GIVEN TASK
Where a line holds the string "endpoint", return that line.

::::::::::

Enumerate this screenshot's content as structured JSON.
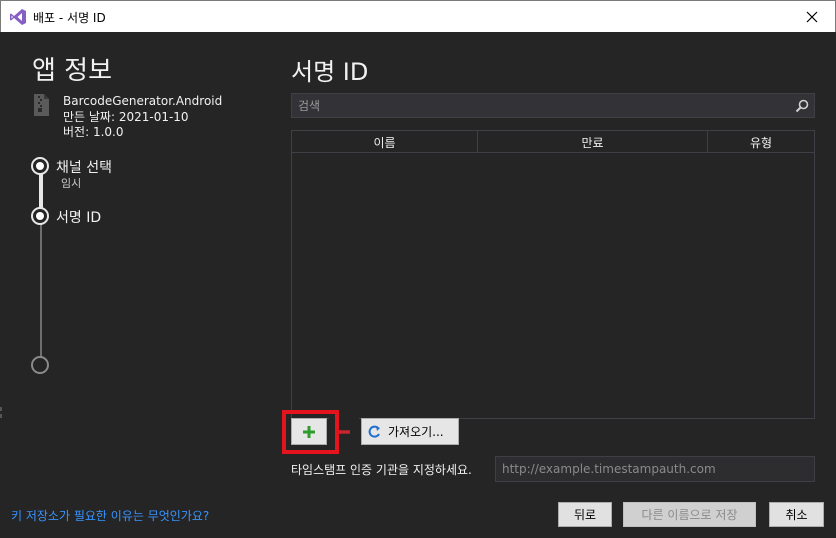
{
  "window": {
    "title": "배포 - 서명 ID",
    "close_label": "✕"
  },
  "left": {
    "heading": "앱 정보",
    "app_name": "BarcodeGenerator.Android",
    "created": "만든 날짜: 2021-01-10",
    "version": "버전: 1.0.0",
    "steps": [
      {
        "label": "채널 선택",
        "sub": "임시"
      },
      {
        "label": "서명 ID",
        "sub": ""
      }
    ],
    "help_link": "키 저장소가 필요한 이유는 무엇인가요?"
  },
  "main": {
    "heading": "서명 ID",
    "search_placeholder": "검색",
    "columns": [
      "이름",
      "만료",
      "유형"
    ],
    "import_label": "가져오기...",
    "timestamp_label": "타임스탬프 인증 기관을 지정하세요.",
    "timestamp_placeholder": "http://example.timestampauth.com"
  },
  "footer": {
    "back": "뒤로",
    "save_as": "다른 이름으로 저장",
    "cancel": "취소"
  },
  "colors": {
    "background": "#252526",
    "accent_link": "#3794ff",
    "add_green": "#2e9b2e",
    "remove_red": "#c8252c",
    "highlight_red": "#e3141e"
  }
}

::::::::::

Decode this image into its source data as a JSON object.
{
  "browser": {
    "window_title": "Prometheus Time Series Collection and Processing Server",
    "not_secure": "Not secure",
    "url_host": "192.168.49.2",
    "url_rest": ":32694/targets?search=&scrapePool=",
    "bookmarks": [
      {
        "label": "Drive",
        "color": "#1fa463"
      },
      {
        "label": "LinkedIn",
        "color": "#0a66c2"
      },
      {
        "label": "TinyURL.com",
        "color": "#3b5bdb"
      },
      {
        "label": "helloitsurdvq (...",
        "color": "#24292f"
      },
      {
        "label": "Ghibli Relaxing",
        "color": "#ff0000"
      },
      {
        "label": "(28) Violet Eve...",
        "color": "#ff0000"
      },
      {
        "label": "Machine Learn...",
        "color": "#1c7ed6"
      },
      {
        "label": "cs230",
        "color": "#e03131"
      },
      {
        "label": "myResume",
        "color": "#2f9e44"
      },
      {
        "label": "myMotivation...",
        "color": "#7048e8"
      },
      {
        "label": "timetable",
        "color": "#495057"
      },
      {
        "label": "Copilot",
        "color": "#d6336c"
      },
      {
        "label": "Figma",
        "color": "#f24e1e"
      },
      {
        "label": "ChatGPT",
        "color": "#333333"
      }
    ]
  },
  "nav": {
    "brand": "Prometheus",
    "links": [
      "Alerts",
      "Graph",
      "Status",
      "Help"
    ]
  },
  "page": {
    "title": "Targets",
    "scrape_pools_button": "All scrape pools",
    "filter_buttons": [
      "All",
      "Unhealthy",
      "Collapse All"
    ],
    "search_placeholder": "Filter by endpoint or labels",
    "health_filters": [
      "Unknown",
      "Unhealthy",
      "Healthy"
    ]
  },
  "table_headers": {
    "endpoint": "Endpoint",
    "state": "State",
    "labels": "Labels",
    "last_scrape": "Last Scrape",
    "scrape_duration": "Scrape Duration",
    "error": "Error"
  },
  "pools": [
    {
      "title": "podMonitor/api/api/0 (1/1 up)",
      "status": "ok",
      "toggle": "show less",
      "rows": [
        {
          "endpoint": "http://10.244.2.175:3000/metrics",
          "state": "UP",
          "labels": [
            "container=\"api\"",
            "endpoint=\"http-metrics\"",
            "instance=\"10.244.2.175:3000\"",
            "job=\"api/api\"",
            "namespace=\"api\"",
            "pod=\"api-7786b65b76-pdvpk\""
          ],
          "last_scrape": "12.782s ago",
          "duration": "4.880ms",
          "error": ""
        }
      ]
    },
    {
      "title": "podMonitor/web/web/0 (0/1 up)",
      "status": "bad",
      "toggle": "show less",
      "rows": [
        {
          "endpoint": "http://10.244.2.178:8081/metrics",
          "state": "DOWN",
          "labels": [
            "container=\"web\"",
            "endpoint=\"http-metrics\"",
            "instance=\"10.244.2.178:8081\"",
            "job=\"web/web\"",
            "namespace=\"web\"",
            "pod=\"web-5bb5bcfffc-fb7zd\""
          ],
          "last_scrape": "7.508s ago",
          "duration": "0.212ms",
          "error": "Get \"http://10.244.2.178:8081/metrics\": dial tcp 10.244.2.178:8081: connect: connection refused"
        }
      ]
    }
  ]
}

::::::::::

RESPONSE
    "search_placeholder": "Filter by endpoint or labels",
    "endpoint": "Endpoint",
          "endpoint": "http://10.244.2.175:3000/metrics",
            "endpoint=\"http-metrics\"",
          "endpoint": "http://10.244.2.178:8081/metrics",
            "endpoint=\"http-metrics\"",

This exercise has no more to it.